[MATERIAL TO PROCESS]
···

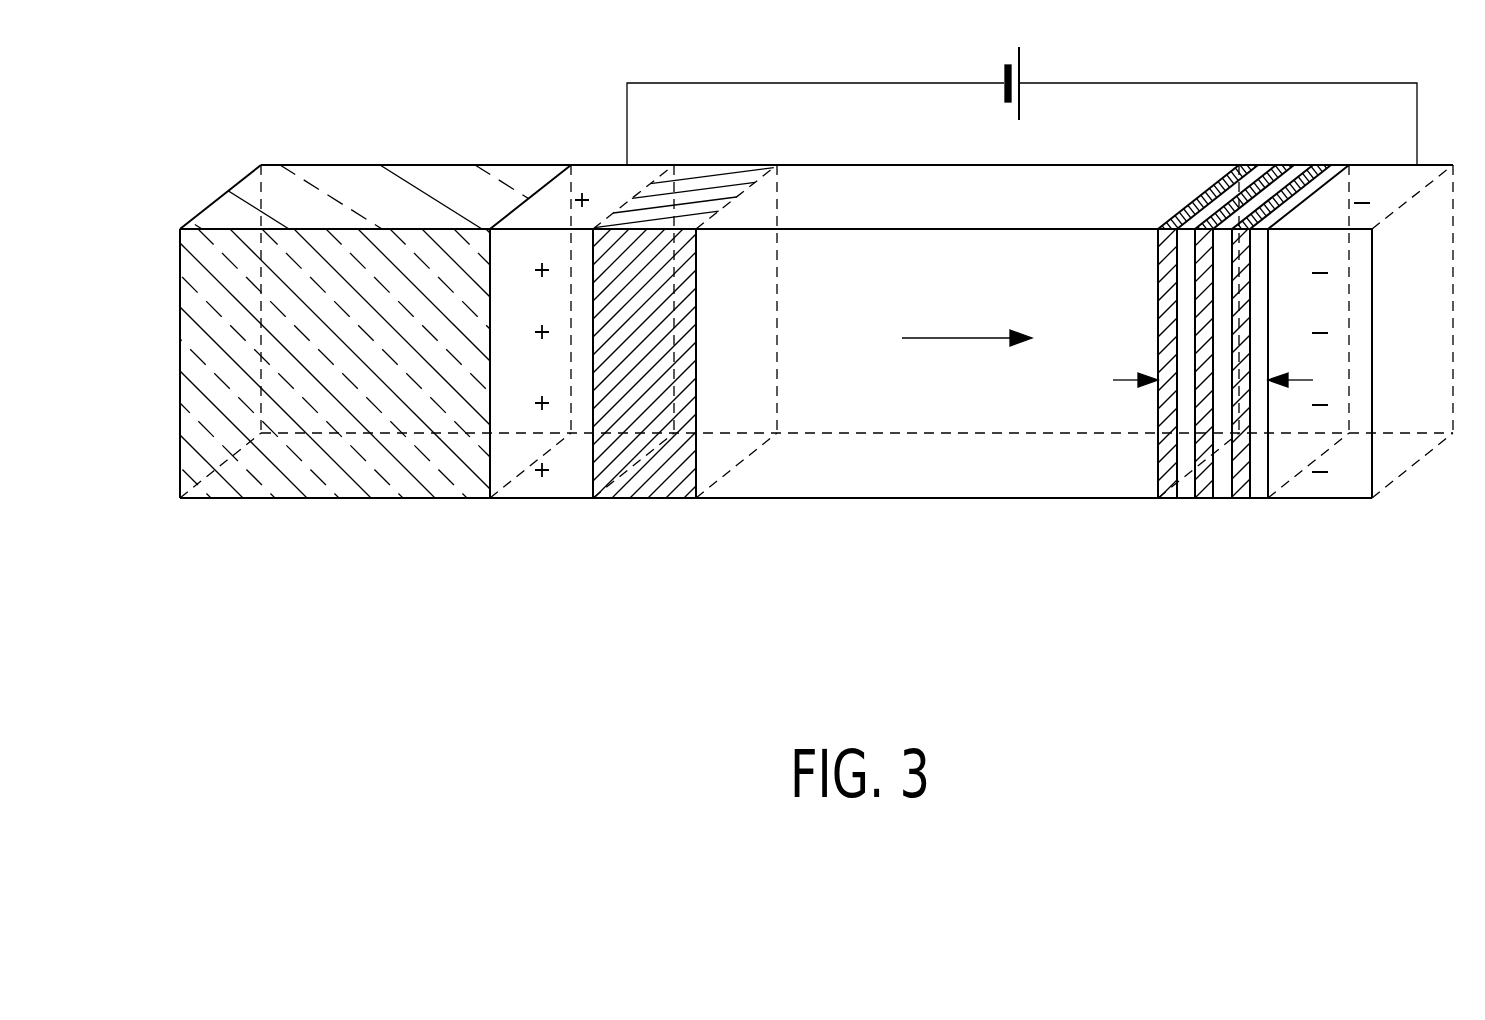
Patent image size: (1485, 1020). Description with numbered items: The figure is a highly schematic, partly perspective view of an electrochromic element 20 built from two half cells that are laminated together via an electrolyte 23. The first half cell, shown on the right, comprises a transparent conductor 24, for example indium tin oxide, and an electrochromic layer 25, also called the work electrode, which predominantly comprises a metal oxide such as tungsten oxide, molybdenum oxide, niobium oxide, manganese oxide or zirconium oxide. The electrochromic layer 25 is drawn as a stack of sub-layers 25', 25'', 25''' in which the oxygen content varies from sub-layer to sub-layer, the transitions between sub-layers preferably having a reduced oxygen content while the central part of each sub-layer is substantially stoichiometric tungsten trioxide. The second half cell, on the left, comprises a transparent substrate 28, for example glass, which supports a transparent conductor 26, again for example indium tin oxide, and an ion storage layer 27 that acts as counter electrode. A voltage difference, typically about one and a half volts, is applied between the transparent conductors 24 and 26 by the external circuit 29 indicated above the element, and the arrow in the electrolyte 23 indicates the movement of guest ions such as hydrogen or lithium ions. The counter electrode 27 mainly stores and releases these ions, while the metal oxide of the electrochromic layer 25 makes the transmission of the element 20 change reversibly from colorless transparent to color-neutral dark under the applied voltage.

The electrochromic element 20 is at (904, 366).
The electrolyte 23 is at (902, 480).
The transparent conductor 24 is at (1360, 379).
The electrochromic layer 25 is at (1187, 303).
The sub-layer 25' is at (1208, 309).
The sub-layer 25'' is at (1244, 267).
The sub-layer 25''' is at (1281, 305).
The transparent conductor 26 is at (563, 480).
The ion storage layer 27 is at (652, 480).
The transparent substrate 28 is at (290, 480).
The voltage source circuit 29 is at (583, 118).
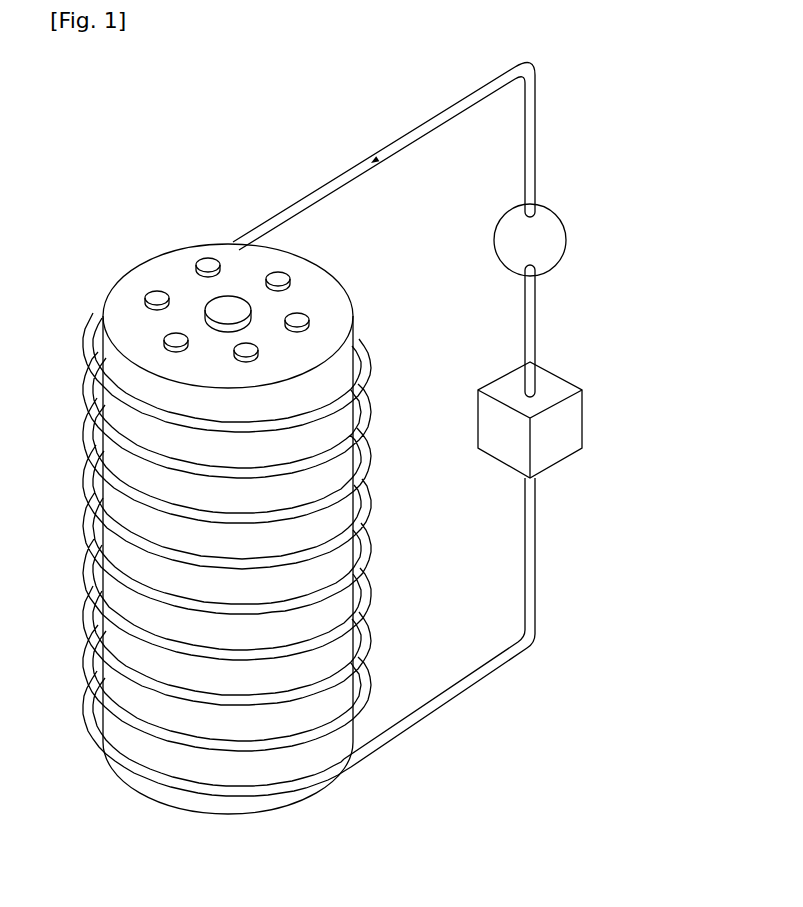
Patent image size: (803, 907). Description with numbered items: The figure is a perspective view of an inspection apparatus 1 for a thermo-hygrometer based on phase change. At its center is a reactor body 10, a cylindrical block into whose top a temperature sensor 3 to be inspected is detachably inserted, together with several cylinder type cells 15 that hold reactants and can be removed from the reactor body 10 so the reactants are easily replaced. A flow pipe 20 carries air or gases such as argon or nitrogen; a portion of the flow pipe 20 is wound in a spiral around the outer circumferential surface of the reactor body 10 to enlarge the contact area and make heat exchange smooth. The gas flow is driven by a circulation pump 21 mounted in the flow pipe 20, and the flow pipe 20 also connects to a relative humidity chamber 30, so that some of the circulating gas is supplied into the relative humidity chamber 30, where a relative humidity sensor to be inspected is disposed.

···

Could you reproduce all of the data above exactly and skip any image?

[FINAL ANSWER]
Patent image size: (1485, 1020). Description with numbered items: The figure is a highly schematic, partly perspective view of an electrochromic element 20 built from two half cells that are laminated together via an electrolyte 23. The first half cell, shown on the right, comprises a transparent conductor 24, for example indium tin oxide, and an electrochromic layer 25, also called the work electrode, which predominantly comprises a metal oxide such as tungsten oxide, molybdenum oxide, niobium oxide, manganese oxide or zirconium oxide. The electrochromic layer 25 is drawn as a stack of sub-layers 25', 25'', 25''' in which the oxygen content varies from sub-layer to sub-layer, the transitions between sub-layers preferably having a reduced oxygen content while the central part of each sub-layer is substantially stoichiometric tungsten trioxide. The second half cell, on the left, comprises a transparent substrate 28, for example glass, which supports a transparent conductor 26, again for example indium tin oxide, and an ion storage layer 27 that acts as counter electrode. A voltage difference, typically about one and a half volts, is applied between the transparent conductors 24 and 26 by the external circuit 29 indicated above the element, and the arrow in the electrolyte 23 indicates the movement of guest ions such as hydrogen or lithium ions. The counter electrode 27 mainly stores and releases these ions, while the metal oxide of the electrochromic layer 25 makes the transmission of the element 20 change reversibly from colorless transparent to color-neutral dark under the applied voltage.

The electrochromic element 20 is at (904, 366).
The electrolyte 23 is at (902, 480).
The transparent conductor 24 is at (1360, 379).
The electrochromic layer 25 is at (1187, 303).
The sub-layer 25' is at (1208, 309).
The sub-layer 25'' is at (1244, 267).
The sub-layer 25''' is at (1281, 305).
The transparent conductor 26 is at (563, 480).
The ion storage layer 27 is at (652, 480).
The transparent substrate 28 is at (290, 480).
The voltage source circuit 29 is at (583, 118).
Patent image size: (803, 907). Description with numbered items: The figure is a perspective view of an inspection apparatus 1 for a thermo-hygrometer based on phase change. At its center is a reactor body 10, a cylindrical block into whose top a temperature sensor 3 to be inspected is detachably inserted, together with several cylinder type cells 15 that hold reactants and can be removed from the reactor body 10 so the reactants are easily replaced. A flow pipe 20 carries air or gases such as argon or nitrogen; a portion of the flow pipe 20 is wound in a spiral around the outer circumferential surface of the reactor body 10 to enlarge the contact area and make heat exchange smooth. The gas flow is driven by a circulation pump 21 mounted in the flow pipe 20, and the flow pipe 20 also connects to a relative humidity chamber 30, so that some of the circulating gas is supplied into the relative humidity chamber 30, where a relative humidity sensor to be inspected is disposed.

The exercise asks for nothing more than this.